** Begin Recorded information **

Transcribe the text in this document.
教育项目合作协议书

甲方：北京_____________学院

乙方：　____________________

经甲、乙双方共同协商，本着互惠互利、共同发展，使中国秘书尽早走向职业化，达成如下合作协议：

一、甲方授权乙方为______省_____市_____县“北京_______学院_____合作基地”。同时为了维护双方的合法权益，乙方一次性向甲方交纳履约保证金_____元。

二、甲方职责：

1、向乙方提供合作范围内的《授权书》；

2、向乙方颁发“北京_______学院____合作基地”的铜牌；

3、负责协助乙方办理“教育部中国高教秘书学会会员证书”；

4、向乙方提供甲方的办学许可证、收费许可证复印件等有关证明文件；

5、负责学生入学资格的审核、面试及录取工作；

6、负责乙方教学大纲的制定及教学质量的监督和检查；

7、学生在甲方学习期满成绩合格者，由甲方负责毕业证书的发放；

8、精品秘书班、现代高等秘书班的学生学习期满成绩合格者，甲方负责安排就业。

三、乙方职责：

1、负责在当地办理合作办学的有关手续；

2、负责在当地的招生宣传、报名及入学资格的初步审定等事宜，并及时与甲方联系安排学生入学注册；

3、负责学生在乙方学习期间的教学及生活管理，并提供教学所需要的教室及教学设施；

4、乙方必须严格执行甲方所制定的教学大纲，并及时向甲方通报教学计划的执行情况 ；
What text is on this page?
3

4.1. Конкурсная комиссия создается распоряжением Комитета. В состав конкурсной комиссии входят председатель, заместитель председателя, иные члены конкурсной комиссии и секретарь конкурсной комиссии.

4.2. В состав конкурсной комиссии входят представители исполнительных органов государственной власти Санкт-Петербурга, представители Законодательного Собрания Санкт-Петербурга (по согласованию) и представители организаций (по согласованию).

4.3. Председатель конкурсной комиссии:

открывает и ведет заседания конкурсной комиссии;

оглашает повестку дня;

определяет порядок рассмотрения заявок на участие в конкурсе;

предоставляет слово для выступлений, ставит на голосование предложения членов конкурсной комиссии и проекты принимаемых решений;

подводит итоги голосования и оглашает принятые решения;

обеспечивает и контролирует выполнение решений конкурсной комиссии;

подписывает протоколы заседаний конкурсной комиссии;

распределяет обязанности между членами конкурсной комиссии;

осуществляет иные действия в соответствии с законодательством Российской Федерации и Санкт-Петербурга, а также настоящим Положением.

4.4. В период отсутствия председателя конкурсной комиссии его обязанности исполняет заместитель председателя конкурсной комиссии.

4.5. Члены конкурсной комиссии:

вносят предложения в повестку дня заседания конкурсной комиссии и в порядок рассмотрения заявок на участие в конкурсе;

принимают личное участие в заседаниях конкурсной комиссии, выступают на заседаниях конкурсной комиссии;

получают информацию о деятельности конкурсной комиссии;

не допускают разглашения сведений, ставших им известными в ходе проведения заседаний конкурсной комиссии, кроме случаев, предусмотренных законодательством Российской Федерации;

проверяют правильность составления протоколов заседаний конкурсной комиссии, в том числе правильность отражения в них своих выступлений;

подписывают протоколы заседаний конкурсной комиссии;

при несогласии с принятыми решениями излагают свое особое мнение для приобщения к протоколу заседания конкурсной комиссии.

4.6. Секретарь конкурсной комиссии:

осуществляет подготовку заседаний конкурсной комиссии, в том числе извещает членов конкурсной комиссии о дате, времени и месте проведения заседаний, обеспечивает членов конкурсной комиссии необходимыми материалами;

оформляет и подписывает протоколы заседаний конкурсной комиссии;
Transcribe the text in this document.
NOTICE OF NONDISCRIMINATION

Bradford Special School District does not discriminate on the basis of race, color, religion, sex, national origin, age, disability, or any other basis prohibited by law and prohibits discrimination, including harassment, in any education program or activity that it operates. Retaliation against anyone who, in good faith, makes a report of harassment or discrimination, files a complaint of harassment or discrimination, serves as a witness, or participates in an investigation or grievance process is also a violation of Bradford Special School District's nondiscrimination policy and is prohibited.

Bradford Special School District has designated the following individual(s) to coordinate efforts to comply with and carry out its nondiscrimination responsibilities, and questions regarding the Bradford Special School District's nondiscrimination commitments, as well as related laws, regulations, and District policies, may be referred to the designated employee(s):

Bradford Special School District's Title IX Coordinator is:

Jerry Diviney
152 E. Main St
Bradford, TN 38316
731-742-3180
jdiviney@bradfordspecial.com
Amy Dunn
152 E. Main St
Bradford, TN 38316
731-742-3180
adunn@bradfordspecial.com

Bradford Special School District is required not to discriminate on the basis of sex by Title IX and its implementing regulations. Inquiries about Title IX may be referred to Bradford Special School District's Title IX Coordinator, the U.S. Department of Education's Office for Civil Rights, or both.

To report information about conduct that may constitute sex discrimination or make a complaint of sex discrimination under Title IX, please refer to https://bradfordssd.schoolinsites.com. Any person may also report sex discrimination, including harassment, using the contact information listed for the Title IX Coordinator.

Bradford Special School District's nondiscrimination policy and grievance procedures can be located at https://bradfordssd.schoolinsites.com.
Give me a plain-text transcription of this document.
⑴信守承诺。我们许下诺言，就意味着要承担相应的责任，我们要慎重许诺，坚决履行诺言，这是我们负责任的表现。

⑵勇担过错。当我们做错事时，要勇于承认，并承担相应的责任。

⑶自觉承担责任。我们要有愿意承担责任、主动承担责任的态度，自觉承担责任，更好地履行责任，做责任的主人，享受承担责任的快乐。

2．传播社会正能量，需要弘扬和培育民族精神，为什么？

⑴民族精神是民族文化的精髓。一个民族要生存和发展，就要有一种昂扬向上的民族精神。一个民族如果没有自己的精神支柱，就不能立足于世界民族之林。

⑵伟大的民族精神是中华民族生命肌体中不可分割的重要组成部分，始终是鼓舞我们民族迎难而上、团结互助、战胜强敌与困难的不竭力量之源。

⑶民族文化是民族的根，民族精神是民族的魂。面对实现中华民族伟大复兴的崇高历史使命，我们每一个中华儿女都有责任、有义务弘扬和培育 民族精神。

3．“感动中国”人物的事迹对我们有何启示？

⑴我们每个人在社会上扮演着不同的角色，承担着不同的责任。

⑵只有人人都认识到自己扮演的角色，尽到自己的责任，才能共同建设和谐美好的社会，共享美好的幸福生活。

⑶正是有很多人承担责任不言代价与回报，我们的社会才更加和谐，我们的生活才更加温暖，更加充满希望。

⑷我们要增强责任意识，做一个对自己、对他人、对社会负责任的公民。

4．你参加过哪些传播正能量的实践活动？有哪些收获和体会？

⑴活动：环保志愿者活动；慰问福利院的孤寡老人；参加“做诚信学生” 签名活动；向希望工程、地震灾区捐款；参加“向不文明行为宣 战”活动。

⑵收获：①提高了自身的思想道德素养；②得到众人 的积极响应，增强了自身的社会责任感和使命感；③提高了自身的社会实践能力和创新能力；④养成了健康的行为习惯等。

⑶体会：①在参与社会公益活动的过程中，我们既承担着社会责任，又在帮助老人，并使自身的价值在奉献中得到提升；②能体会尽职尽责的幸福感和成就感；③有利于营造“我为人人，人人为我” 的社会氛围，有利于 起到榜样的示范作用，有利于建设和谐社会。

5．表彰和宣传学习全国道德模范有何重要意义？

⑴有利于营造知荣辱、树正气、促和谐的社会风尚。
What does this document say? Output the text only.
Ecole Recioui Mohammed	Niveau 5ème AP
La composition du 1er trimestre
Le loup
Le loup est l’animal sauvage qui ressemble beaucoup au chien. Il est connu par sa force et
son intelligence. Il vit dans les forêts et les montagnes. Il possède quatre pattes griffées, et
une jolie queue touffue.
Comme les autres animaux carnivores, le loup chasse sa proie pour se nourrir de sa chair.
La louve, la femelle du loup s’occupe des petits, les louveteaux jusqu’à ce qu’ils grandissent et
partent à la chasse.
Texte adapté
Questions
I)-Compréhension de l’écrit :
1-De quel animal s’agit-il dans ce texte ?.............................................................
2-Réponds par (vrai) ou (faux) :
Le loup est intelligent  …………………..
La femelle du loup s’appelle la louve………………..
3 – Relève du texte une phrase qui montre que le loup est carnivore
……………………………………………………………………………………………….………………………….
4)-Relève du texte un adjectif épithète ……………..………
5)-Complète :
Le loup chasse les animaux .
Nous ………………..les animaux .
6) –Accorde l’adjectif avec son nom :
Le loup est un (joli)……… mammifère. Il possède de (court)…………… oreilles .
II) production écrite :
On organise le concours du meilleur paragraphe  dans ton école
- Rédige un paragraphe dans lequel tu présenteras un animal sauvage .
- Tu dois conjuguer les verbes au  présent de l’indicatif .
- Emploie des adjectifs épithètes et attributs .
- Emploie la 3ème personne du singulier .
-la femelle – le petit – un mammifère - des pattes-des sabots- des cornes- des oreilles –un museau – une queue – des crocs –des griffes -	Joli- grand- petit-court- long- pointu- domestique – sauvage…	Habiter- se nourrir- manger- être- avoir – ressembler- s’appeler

** End Recorded information **

Work instructions —
Find each line that has the word "порядок", then copy it out.

Response to this task —
определяет порядок рассмотрения заявок на участие в конкурсе;
вносят предложения в повестку дня заседания конкурсной комиссии и в порядок рассмотрения заявок на участие в конкурсе;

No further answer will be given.